[ExI] Von Neumann Probes

[Ben Zaiboc]

On 25/01/2026 00:44, spike wrote:
> Ben it wouldn't need to be a speck of dust, which is quite unlikely to
> encounter in interstellar space.  But I agree with your concept for a
> different reason: the probe going at .01c would erode from encountering
> hydrogen.  It is easy enough to estimate if we want to go with Wiki's
> estimate of a trillion molecules per cubic meter, then recognize at .01c,
> you pass thru about 3 million cubic meters per second.
>
> If the frontal area of the probe is one square millimeter, it is hitting
> about 3 trillion molecules per second, and some ions, which is significant:
> accelerating the ion from the collision creates radiation.  But before we
> bother pondering radiation, estimate the drag from the 3 trillion molecules
> per second hitting the probe at .01c.
>
> spike
>
>
>
>
> OK I did some BOTECs and I estimate the cubic millimeter probe, if we assume
> a mass of about a milligram and initial velocity of .01c will decelerate
> from hitting interstellar hydrogen at about 6 m/sec^2.
>
> It is a very unsophisticated calculation however.  If anyone would try to
> check my work, I will cheerfully accept any answer within an order of
> magnitude.  
>
> Ben your point is carried however: anything that small will need to consider
> deal with the drag from the diffuse interstellar medium, as well as the
> erosion.

Don't ask me. One measly order of magnitude? Pah, my mistakes are usually much, much bigger. See below.

Ok, so we're probably talking about probes in the region of 100s of grams. Maybe pebble-sized. They should be able to withstand a few centuries or millennia of abrasion from interstellar stuff (wild guess).

So how much energy would it take to accelerate, say, a 200g object to our arbitrary speed of 0.01c?

(Layout annotation records)
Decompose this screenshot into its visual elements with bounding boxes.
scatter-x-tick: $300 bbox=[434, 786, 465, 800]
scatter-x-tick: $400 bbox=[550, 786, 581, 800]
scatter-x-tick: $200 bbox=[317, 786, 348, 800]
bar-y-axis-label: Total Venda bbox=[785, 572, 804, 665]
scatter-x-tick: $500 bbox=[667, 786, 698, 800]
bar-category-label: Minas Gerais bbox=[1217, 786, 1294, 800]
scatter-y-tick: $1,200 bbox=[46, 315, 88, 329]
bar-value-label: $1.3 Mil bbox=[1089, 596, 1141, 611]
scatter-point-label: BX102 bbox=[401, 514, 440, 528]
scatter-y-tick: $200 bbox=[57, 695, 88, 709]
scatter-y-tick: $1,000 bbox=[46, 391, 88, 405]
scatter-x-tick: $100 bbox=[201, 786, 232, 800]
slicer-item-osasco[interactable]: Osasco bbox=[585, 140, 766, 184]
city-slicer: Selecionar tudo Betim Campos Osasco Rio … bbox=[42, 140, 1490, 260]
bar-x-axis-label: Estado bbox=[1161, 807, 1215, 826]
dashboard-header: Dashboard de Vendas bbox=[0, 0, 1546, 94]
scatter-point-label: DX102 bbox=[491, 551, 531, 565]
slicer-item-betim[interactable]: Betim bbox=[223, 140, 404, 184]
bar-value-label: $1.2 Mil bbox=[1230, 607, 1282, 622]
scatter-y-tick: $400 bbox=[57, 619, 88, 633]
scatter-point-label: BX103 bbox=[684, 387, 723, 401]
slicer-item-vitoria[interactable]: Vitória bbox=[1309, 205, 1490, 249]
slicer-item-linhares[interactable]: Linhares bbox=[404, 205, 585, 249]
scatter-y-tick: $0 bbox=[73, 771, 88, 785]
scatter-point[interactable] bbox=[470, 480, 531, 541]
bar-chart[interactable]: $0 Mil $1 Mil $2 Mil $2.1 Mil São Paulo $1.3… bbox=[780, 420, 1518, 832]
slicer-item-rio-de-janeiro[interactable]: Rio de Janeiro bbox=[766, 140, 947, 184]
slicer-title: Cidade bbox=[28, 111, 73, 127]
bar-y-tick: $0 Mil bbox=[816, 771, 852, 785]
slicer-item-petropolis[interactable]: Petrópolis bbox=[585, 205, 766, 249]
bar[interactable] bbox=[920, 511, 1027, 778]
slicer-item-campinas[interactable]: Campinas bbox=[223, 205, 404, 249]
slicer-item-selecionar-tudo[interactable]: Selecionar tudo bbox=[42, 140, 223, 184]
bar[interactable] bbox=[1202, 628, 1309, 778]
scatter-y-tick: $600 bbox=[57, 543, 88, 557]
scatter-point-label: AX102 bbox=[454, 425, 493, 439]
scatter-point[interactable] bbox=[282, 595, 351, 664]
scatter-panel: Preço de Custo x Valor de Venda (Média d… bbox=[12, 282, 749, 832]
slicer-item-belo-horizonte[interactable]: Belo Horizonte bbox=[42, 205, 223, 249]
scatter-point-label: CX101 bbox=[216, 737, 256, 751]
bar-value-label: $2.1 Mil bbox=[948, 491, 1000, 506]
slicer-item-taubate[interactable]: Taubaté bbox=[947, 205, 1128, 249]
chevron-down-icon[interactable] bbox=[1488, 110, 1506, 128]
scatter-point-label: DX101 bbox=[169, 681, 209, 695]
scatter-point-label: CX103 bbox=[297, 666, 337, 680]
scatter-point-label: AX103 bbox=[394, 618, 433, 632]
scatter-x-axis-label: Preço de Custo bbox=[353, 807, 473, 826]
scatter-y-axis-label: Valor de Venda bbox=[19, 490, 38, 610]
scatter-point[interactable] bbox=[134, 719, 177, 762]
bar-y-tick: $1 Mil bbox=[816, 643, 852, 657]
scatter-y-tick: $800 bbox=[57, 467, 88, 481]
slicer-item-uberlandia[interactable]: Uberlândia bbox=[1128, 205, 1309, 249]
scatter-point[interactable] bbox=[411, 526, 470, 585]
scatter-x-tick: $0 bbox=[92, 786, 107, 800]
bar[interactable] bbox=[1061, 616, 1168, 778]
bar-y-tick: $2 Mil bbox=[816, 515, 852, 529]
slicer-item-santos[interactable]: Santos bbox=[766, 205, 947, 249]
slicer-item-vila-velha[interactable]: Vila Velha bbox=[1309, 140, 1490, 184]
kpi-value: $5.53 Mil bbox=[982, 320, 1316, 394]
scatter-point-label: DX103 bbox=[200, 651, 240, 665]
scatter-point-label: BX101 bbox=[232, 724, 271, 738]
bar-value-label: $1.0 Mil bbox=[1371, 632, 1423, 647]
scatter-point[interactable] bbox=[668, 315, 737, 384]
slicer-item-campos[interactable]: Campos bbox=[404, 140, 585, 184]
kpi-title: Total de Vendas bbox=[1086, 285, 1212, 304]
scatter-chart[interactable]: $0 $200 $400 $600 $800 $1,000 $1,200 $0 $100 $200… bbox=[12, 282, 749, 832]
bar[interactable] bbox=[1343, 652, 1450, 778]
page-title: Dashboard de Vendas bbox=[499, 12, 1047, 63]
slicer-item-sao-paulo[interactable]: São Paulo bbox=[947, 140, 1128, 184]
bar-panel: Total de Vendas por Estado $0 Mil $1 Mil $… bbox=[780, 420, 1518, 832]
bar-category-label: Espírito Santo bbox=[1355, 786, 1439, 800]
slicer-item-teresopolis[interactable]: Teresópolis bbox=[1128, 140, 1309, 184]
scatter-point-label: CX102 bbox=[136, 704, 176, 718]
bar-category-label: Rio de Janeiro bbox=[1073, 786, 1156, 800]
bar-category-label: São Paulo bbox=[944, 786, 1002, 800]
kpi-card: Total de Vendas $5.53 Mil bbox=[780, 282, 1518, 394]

Tasks:
- a) List every probe mass that the Von Neumann probe discussion mentions, using the text's wording for each.
- b) Render this sentence from the Von Neumann probe discussion in Spanish: "They should be able to withstand a few centuries or millennia of abrasion from interstellar stuff (wild guess)."
- c) Write the next part of the Von Neumann probe discussion, beginning after its final sentence.

Answers for the exercise:
- a)
- about a milligram
- in the region of 100s of grams
- 200g

- b) Deberían poder resistir unos cuantos siglos o milenios de abrasión por la materia interestelar (una conjetura al azar).

- c)
Duck.ai is telling me:

"To calculate the energy required to accelerate an object, you can use the formula for kinetic energy: KE=1/2​mv^2. For a mass of 200 grams (0.2 kg) and a speed of 0.01c (where c is the speed of light, approximately 3×10^8 m/s), the energy needed would be about 0.0001 joules."

That seems very small to me. Is it right? (I have no mathematical intuition at all, so it could be spot-on or wildly inaccurate, I'd have no idea)

If it is right, why aren't we building small robot probes right now, and flinging them out at respectable fractions of c?

I'm very suspicious. 200g of baked beans contains 683kJ of chemical energy, according to the label. That's barely enough to keep me alive for 2 hours. Yet it could accelerate a mass of 200g to relativistic speeds?

When I do that calculation, I get 900 billion joules, so somebody's getting it badly wrong.

KE = 0.5 * 0.2 * 3,000,000^2
= about 1.3 billion small tins of beans
(as opposed to about one-thousandth of a bean)

Help me, somebody who has a clue.

Oh, hang on, I asked for more details, now it gives me (after a bunch of incomprehensible maths) 3.6 x 10^21 Joules!

So around 10 orders of magnitude bigger than my answer.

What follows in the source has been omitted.